§ TASK BRIEF
Retype each line of the material exactly, please, skipping any picture in it.

------ DATA RECORDS ------

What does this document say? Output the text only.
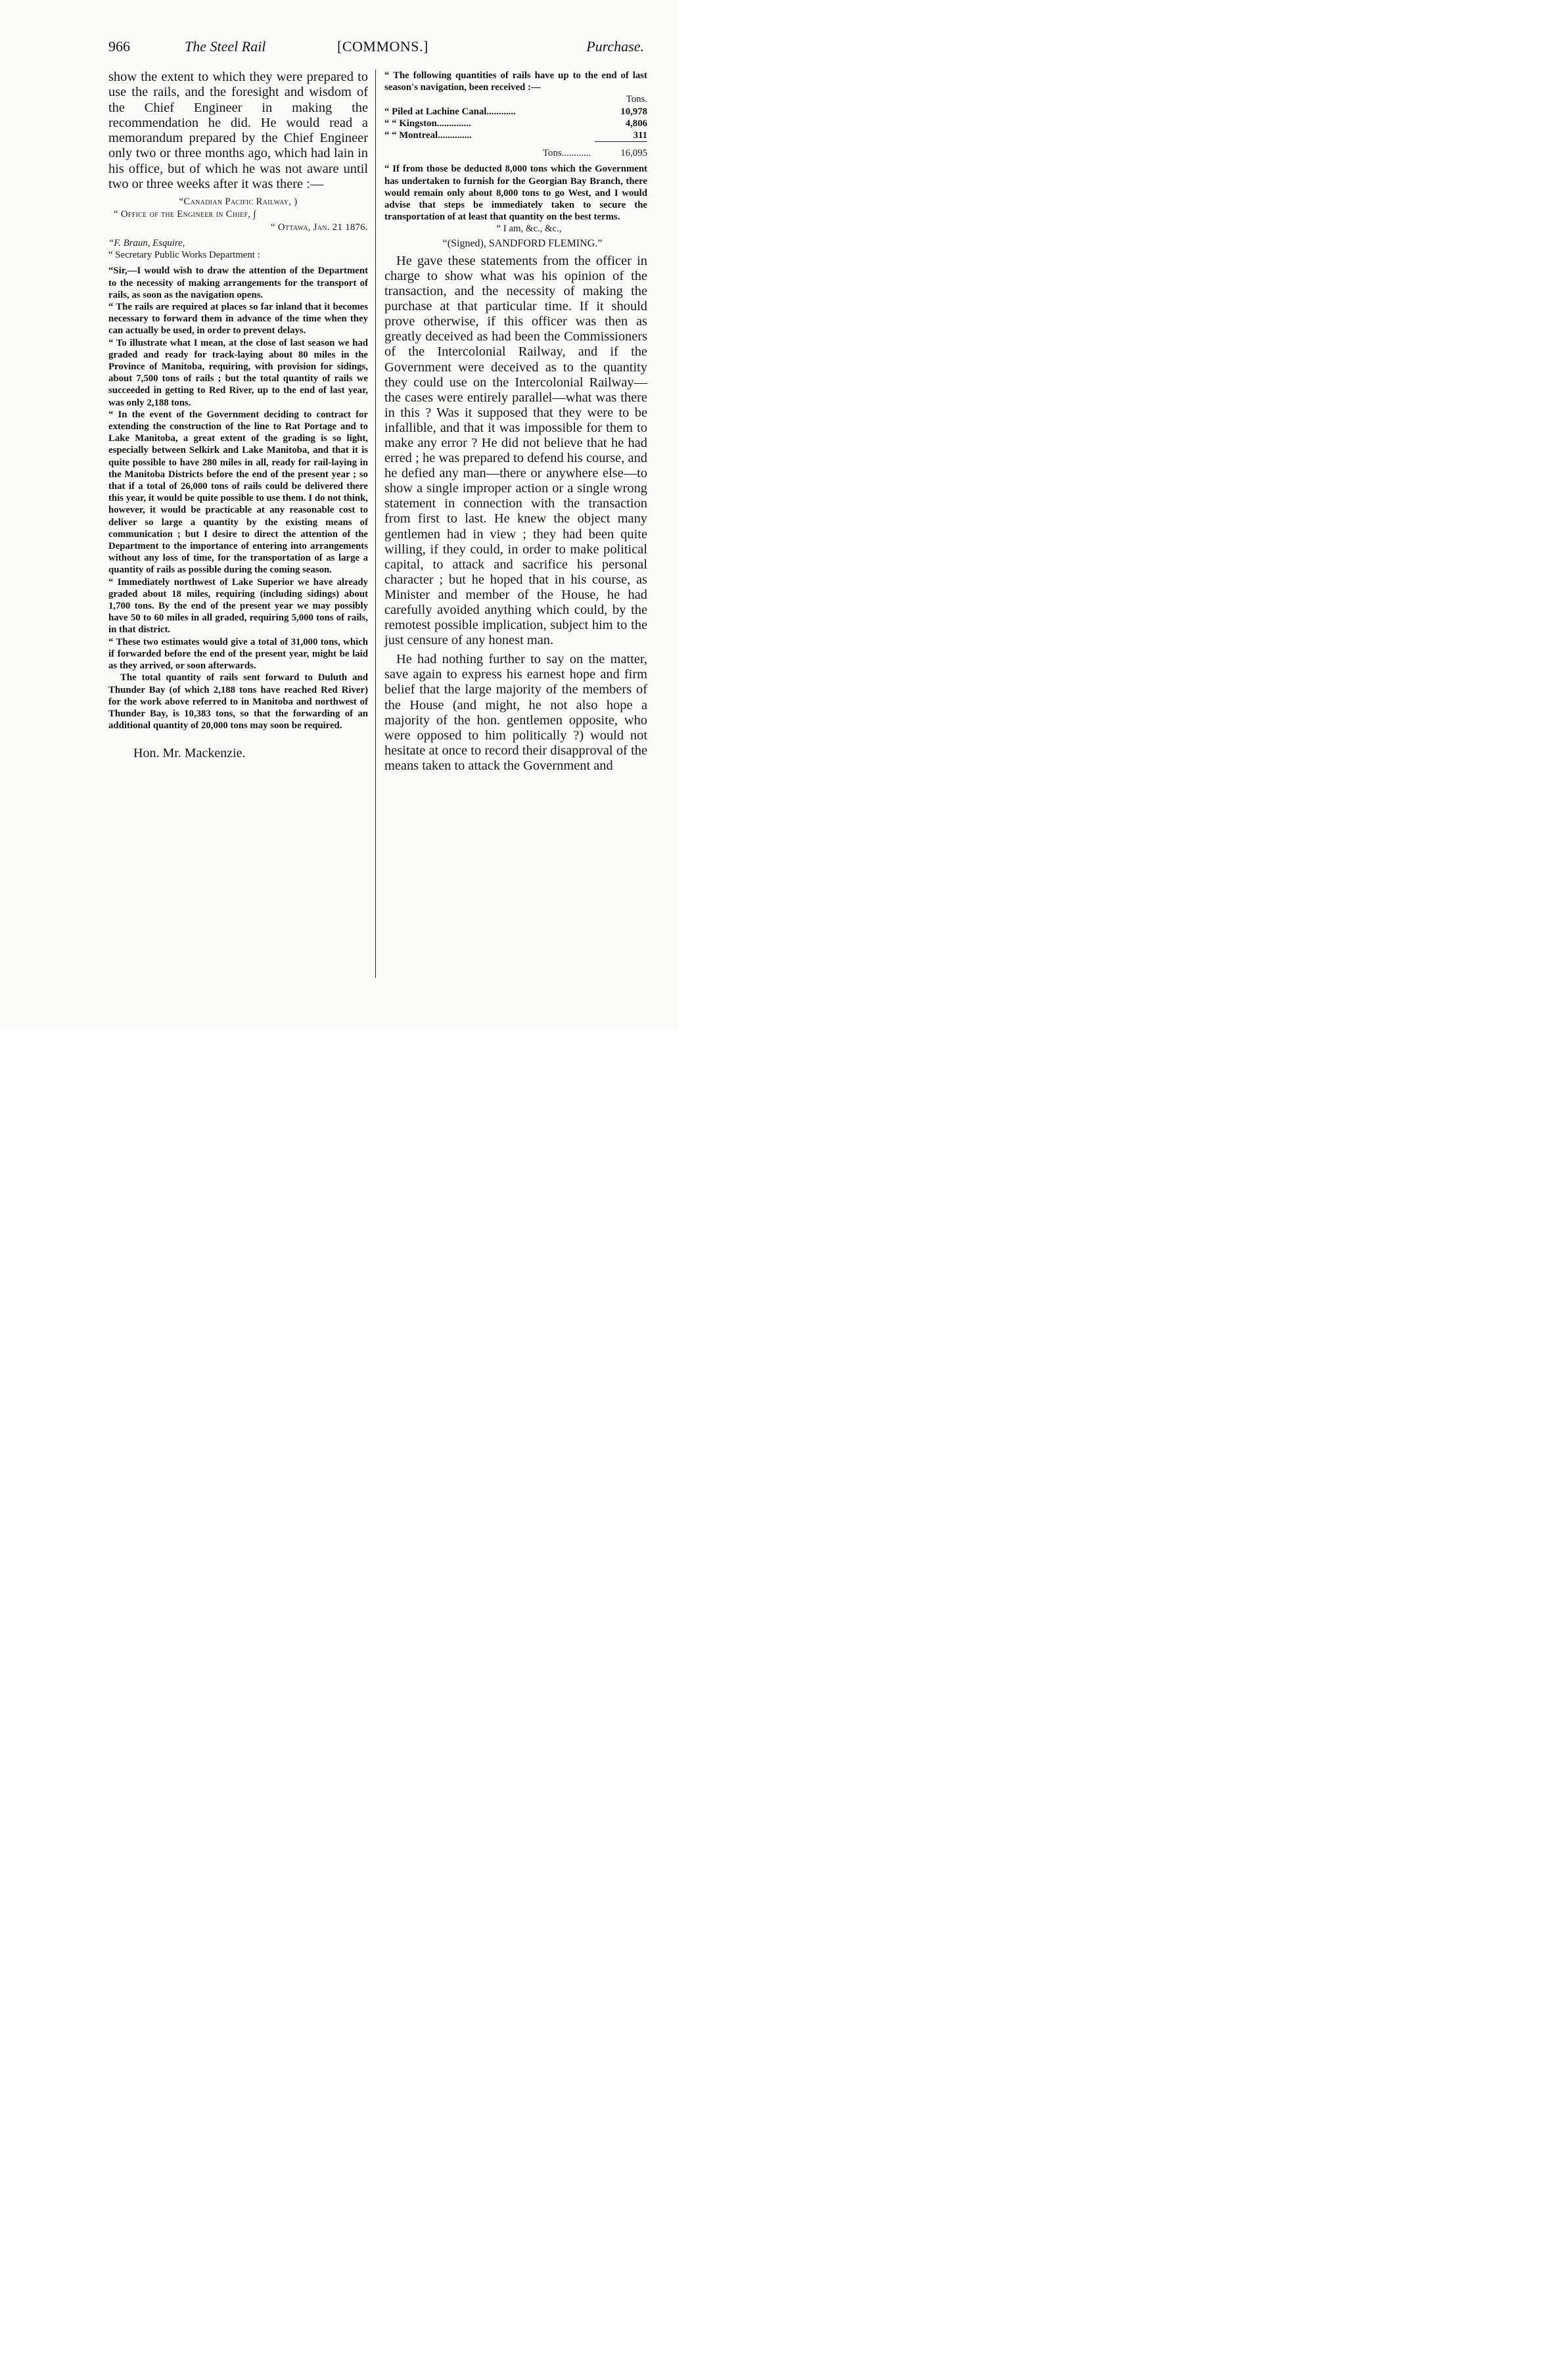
966	The Steel Rail	[COMMONS.]	Purchase.

show the extent to which they were prepared to use the rails, and the foresight and wisdom of the Chief Engineer in making the recommendation he did. He would read a memorandum prepared by the Chief Engineer only two or three months ago, which had lain in his office, but of which he was not aware until two or three weeks after it was there :—

“Canadian Pacific Railway, )

“ Office of the Engineer in Chief, ∫

“ Ottawa, Jan. 21 1876.

“F. Braun, Esquire,

“ Secretary Public Works Department :

“Sir,—I would wish to draw the attention of the Department to the necessity of making arrangements for the transport of rails, as soon as the navigation opens.

“ The rails are required at places so far inland that it becomes necessary to forward them in advance of the time when they can actually be used, in order to prevent delays.

“ To illustrate what I mean, at the close of last season we had graded and ready for track-laying about 80 miles in the Province of Manitoba, requiring, with provision for sidings, about 7,500 tons of rails ; but the total quantity of rails we succeeded in getting to Red River, up to the end of last year, was only 2,188 tons.

“ In the event of the Government deciding to contract for extending the construction of the line to Rat Portage and to Lake Manitoba, a great extent of the grading is so light, especially between Selkirk and Lake Manitoba, and that it is quite possible to have 280 miles in all, ready for rail-laying in the Manitoba Districts before the end of the present year ; so that if a total of 26,000 tons of rails could be delivered there this year, it would be quite possible to use them. I do not think, however, it would be practicable at any reasonable cost to deliver so large a quantity by the existing means of communication ; but I desire to direct the attention of the Department to the importance of entering into arrangements without any loss of time, for the transportation of as large a quantity of rails as possible during the coming season.

“ Immediately northwest of Lake Superior we have already graded about 18 miles, requiring (including sidings) about 1,700 tons. By the end of the present year we may possibly have 50 to 60 miles in all graded, requiring 5,000 tons of rails, in that district.

“ These two estimates would give a total of 31,000 tons, which if forwarded before the end of the present year, might be laid as they arrived, or soon afterwards.

The total quantity of rails sent forward to Duluth and Thunder Bay (of which 2,188 tons have reached Red River) for the work above referred to in Manitoba and northwest of Thunder Bay, is 10,383 tons, so that the forwarding of an additional quantity of 20,000 tons may soon be required.

Hon. Mr. Mackenzie.

“ The following quantities of rails have up to the end of last season's navigation, been received :—

	Tons.
“ Piled at Lachine Canal............	10,978
“ “ Kingston..............	4,806
“ “ Montreal..............	311

Tons............	16,095

“ If from those be deducted 8,000 tons which the Government has undertaken to furnish for the Georgian Bay Branch, there would remain only about 8,000 tons to go West, and I would advise that steps be immediately taken to secure the transportation of at least that quantity on the best terms.

“ I am, &c., &c.,

“(Signed), SANDFORD FLEMING.”

He gave these statements from the officer in charge to show what was his opinion of the transaction, and the necessity of making the purchase at that particular time. If it should prove otherwise, if this officer was then as greatly deceived as had been the Commissioners of the Intercolonial Railway, and if the Government were deceived as to the quantity they could use on the Intercolonial Railway—the cases were entirely parallel—what was there in this ? Was it supposed that they were to be infallible, and that it was impossible for them to make any error ? He did not believe that he had erred ; he was prepared to defend his course, and he defied any man—there or anywhere else—to show a single improper action or a single wrong statement in connection with the transaction from first to last. He knew the object many gentlemen had in view ; they had been quite willing, if they could, in order to make political capital, to attack and sacrifice his personal character ; but he hoped that in his course, as Minister and member of the House, he had carefully avoided anything which could, by the remotest possible implication, subject him to the just censure of any honest man.

He had nothing further to say on the matter, save again to express his earnest hope and firm belief that the large majority of the members of the House (and might, he not also hope a majority of the hon. gentlemen opposite, who were opposed to him politically ?) would not hesitate at once to record their disapproval of the means taken to attack the Government and
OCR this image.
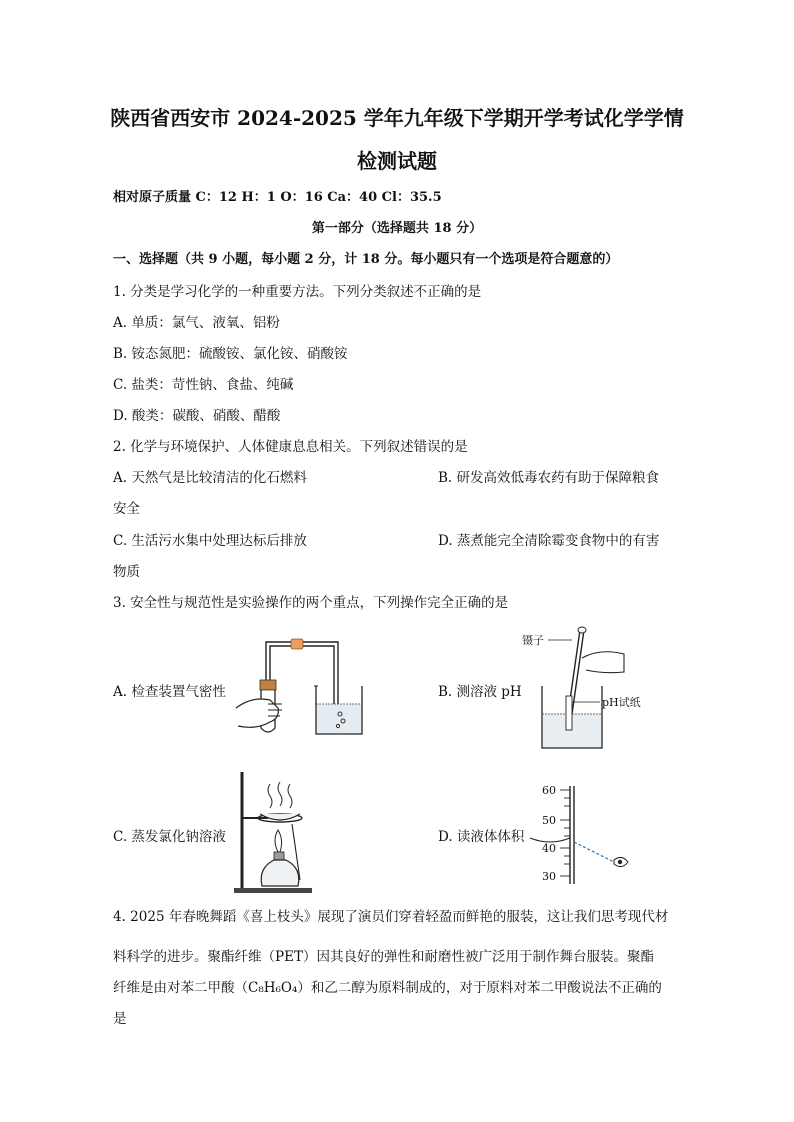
陕西省西安市 2024-2025 学年九年级下学期开学考试化学学情
检测试题
相对原子质量 C：12 H：1 O：16 Ca：40 Cl：35.5
第一部分（选择题共 18 分）
一、选择题（共 9 小题，每小题 2 分，计 18 分。每小题只有一个选项是符合题意的）
1. 分类是学习化学的一种重要方法。下列分类叙述不正确的是
A. 单质：氯气、液氧、铝粉
B. 铵态氮肥：硫酸铵、氯化铵、硝酸铵
C. 盐类：苛性钠、食盐、纯碱
D. 酸类：碳酸、硝酸、醋酸
2. 化学与环境保护、人体健康息息相关。下列叙述错误的是
A. 天然气是比较清洁的化石燃料	B. 研发高效低毒农药有助于保障粮食
安全
C. 生活污水集中处理达标后排放	D. 蒸煮能完全清除霉变食物中的有害
物质
3. 安全性与规范性是实验操作的两个重点，下列操作完全正确的是
A. 检查装置气密性	B. 测溶液 pH
C. 蒸发氯化钠溶液	D. 读液体体积
镊子
pH试纸
60
50
40
30
4. 2025 年春晚舞蹈《喜上枝头》展现了演员们穿着轻盈而鲜艳的服装，这让我们思考现代材
料科学的进步。聚酯纤维（PET）因其良好的弹性和耐磨性被广泛用于制作舞台服装。聚酯
纤维是由对苯二甲酸（C₈H₆O₄）和乙二醇为原料制成的，对于原料对苯二甲酸说法不正确的
是
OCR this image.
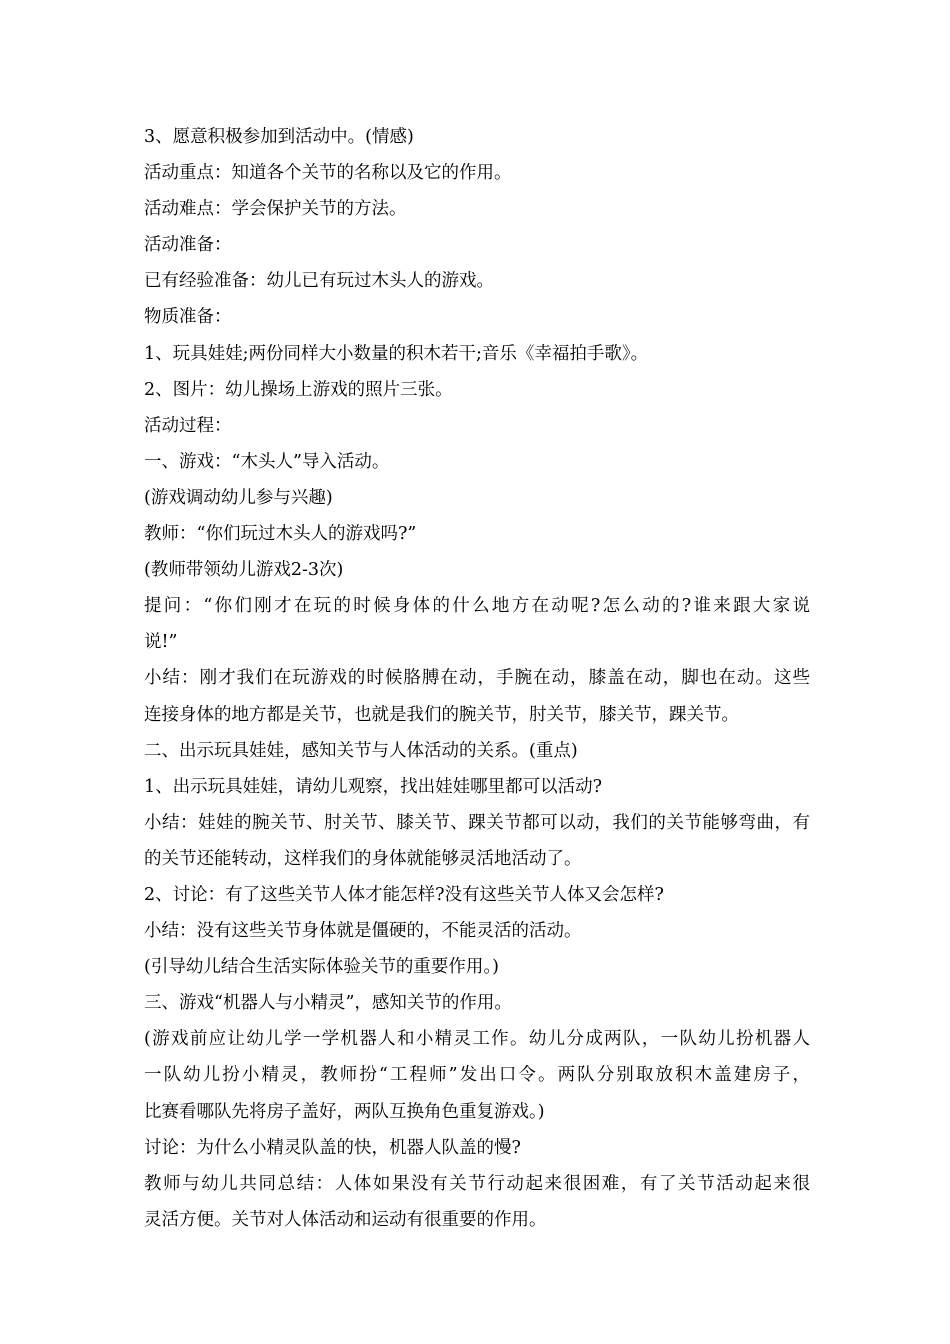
3、愿意积极参加到活动中。(情感)
活动重点：知道各个关节的名称以及它的作用。
活动难点：学会保护关节的方法。
活动准备：
已有经验准备：幼儿已有玩过木头人的游戏。
物质准备：
1、玩具娃娃;两份同样大小数量的积木若干;音乐《幸福拍手歌》。
2、图片：幼儿操场上游戏的照片三张。
活动过程：
一、游戏：“木头人”导入活动。
(游戏调动幼儿参与兴趣)
教师：“你们玩过木头人的游戏吗?”
(教师带领幼儿游戏2-3次)
提问：“你们刚才在玩的时候身体的什么地方在动呢?怎么动的?谁来跟大家说
说!”
小结：刚才我们在玩游戏的时候胳膊在动，手腕在动，膝盖在动，脚也在动。这些
连接身体的地方都是关节，也就是我们的腕关节，肘关节，膝关节，踝关节。
二、出示玩具娃娃，感知关节与人体活动的关系。(重点)
1、出示玩具娃娃，请幼儿观察，找出娃娃哪里都可以活动?
小结：娃娃的腕关节、肘关节、膝关节、踝关节都可以动，我们的关节能够弯曲，有
的关节还能转动，这样我们的身体就能够灵活地活动了。
2、讨论：有了这些关节人体才能怎样?没有这些关节人体又会怎样?
小结：没有这些关节身体就是僵硬的，不能灵活的活动。
(引导幼儿结合生活实际体验关节的重要作用。)
三、游戏“机器人与小精灵”，感知关节的作用。
(游戏前应让幼儿学一学机器人和小精灵工作。幼儿分成两队，一队幼儿扮机器人
一队幼儿扮小精灵，教师扮“工程师”发出口令。两队分别取放积木盖建房子，
比赛看哪队先将房子盖好，两队互换角色重复游戏。)
讨论：为什么小精灵队盖的快，机器人队盖的慢?
教师与幼儿共同总结：人体如果没有关节行动起来很困难，有了关节活动起来很
灵活方便。关节对人体活动和运动有很重要的作用。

------

§ REPLY
What does this document say? Output the text only.
966	The Steel Rail	[COMMONS.]	Purchase.

show the extent to which they were prepared to use the rails, and the foresight and wisdom of the Chief Engineer in making the recommendation he did. He would read a memorandum prepared by the Chief Engineer only two or three months ago, which had lain in his office, but of which he was not aware until two or three weeks after it was there :—

“Canadian Pacific Railway, )

“ Office of the Engineer in Chief, ∫

“ Ottawa, Jan. 21 1876.

“F. Braun, Esquire,

“ Secretary Public Works Department :

“Sir,—I would wish to draw the attention of the Department to the necessity of making arrangements for the transport of rails, as soon as the navigation opens.

“ The rails are required at places so far inland that it becomes necessary to forward them in advance of the time when they can actually be used, in order to prevent delays.

“ To illustrate what I mean, at the close of last season we had graded and ready for track-laying about 80 miles in the Province of Manitoba, requiring, with provision for sidings, about 7,500 tons of rails ; but the total quantity of rails we succeeded in getting to Red River, up to the end of last year, was only 2,188 tons.

“ In the event of the Government deciding to contract for extending the construction of the line to Rat Portage and to Lake Manitoba, a great extent of the grading is so light, especially between Selkirk and Lake Manitoba, and that it is quite possible to have 280 miles in all, ready for rail-laying in the Manitoba Districts before the end of the present year ; so that if a total of 26,000 tons of rails could be delivered there this year, it would be quite possible to use them. I do not think, however, it would be practicable at any reasonable cost to deliver so large a quantity by the existing means of communication ; but I desire to direct the attention of the Department to the importance of entering into arrangements without any loss of time, for the transportation of as large a quantity of rails as possible during the coming season.

“ Immediately northwest of Lake Superior we have already graded about 18 miles, requiring (including sidings) about 1,700 tons. By the end of the present year we may possibly have 50 to 60 miles in all graded, requiring 5,000 tons of rails, in that district.

“ These two estimates would give a total of 31,000 tons, which if forwarded before the end of the present year, might be laid as they arrived, or soon afterwards.

The total quantity of rails sent forward to Duluth and Thunder Bay (of which 2,188 tons have reached Red River) for the work above referred to in Manitoba and northwest of Thunder Bay, is 10,383 tons, so that the forwarding of an additional quantity of 20,000 tons may soon be required.

Hon. Mr. Mackenzie.

“ The following quantities of rails have up to the end of last season's navigation, been received :—

	Tons.
“ Piled at Lachine Canal............	10,978
“ “ Kingston..............	4,806
“ “ Montreal..............	311

Tons............	16,095

“ If from those be deducted 8,000 tons which the Government has undertaken to furnish for the Georgian Bay Branch, there would remain only about 8,000 tons to go West, and I would advise that steps be immediately taken to secure the transportation of at least that quantity on the best terms.

“ I am, &c., &c.,

“(Signed), SANDFORD FLEMING.”

He gave these statements from the officer in charge to show what was his opinion of the transaction, and the necessity of making the purchase at that particular time. If it should prove otherwise, if this officer was then as greatly deceived as had been the Commissioners of the Intercolonial Railway, and if the Government were deceived as to the quantity they could use on the Intercolonial Railway—the cases were entirely parallel—what was there in this ? Was it supposed that they were to be infallible, and that it was impossible for them to make any error ? He did not believe that he had erred ; he was prepared to defend his course, and he defied any man—there or anywhere else—to show a single improper action or a single wrong statement in connection with the transaction from first to last. He knew the object many gentlemen had in view ; they had been quite willing, if they could, in order to make political capital, to attack and sacrifice his personal character ; but he hoped that in his course, as Minister and member of the House, he had carefully avoided anything which could, by the remotest possible implication, subject him to the just censure of any honest man.

He had nothing further to say on the matter, save again to express his earnest hope and firm belief that the large majority of the members of the House (and might, he not also hope a majority of the hon. gentlemen opposite, who were opposed to him politically ?) would not hesitate at once to record their disapproval of the means taken to attack the Government and
OCR this image.
陕西省西安市 2024-2025 学年九年级下学期开学考试化学学情
检测试题
相对原子质量 C：12 H：1 O：16 Ca：40 Cl：35.5
第一部分（选择题共 18 分）
一、选择题（共 9 小题，每小题 2 分，计 18 分。每小题只有一个选项是符合题意的）
1. 分类是学习化学的一种重要方法。下列分类叙述不正确的是
A. 单质：氯气、液氧、铝粉
B. 铵态氮肥：硫酸铵、氯化铵、硝酸铵
C. 盐类：苛性钠、食盐、纯碱
D. 酸类：碳酸、硝酸、醋酸
2. 化学与环境保护、人体健康息息相关。下列叙述错误的是
A. 天然气是比较清洁的化石燃料	B. 研发高效低毒农药有助于保障粮食
安全
C. 生活污水集中处理达标后排放	D. 蒸煮能完全清除霉变食物中的有害
物质
3. 安全性与规范性是实验操作的两个重点，下列操作完全正确的是
A. 检查装置气密性	B. 测溶液 pH
C. 蒸发氯化钠溶液	D. 读液体体积
镊子
pH试纸
60
50
40
30
4. 2025 年春晚舞蹈《喜上枝头》展现了演员们穿着轻盈而鲜艳的服装，这让我们思考现代材
料科学的进步。聚酯纤维（PET）因其良好的弹性和耐磨性被广泛用于制作舞台服装。聚酯
纤维是由对苯二甲酸（C₈H₆O₄）和乙二醇为原料制成的，对于原料对苯二甲酸说法不正确的
是
OCR this image.
3、愿意积极参加到活动中。(情感)
活动重点：知道各个关节的名称以及它的作用。
活动难点：学会保护关节的方法。
活动准备：
已有经验准备：幼儿已有玩过木头人的游戏。
物质准备：
1、玩具娃娃;两份同样大小数量的积木若干;音乐《幸福拍手歌》。
2、图片：幼儿操场上游戏的照片三张。
活动过程：
一、游戏：“木头人”导入活动。
(游戏调动幼儿参与兴趣)
教师：“你们玩过木头人的游戏吗?”
(教师带领幼儿游戏2-3次)
提问：“你们刚才在玩的时候身体的什么地方在动呢?怎么动的?谁来跟大家说
说!”
小结：刚才我们在玩游戏的时候胳膊在动，手腕在动，膝盖在动，脚也在动。这些
连接身体的地方都是关节，也就是我们的腕关节，肘关节，膝关节，踝关节。
二、出示玩具娃娃，感知关节与人体活动的关系。(重点)
1、出示玩具娃娃，请幼儿观察，找出娃娃哪里都可以活动?
小结：娃娃的腕关节、肘关节、膝关节、踝关节都可以动，我们的关节能够弯曲，有
的关节还能转动，这样我们的身体就能够灵活地活动了。
2、讨论：有了这些关节人体才能怎样?没有这些关节人体又会怎样?
小结：没有这些关节身体就是僵硬的，不能灵活的活动。
(引导幼儿结合生活实际体验关节的重要作用。)
三、游戏“机器人与小精灵”，感知关节的作用。
(游戏前应让幼儿学一学机器人和小精灵工作。幼儿分成两队，一队幼儿扮机器人
一队幼儿扮小精灵，教师扮“工程师”发出口令。两队分别取放积木盖建房子，
比赛看哪队先将房子盖好，两队互换角色重复游戏。)
讨论：为什么小精灵队盖的快，机器人队盖的慢?
教师与幼儿共同总结：人体如果没有关节行动起来很困难，有了关节活动起来很
灵活方便。关节对人体活动和运动有很重要的作用。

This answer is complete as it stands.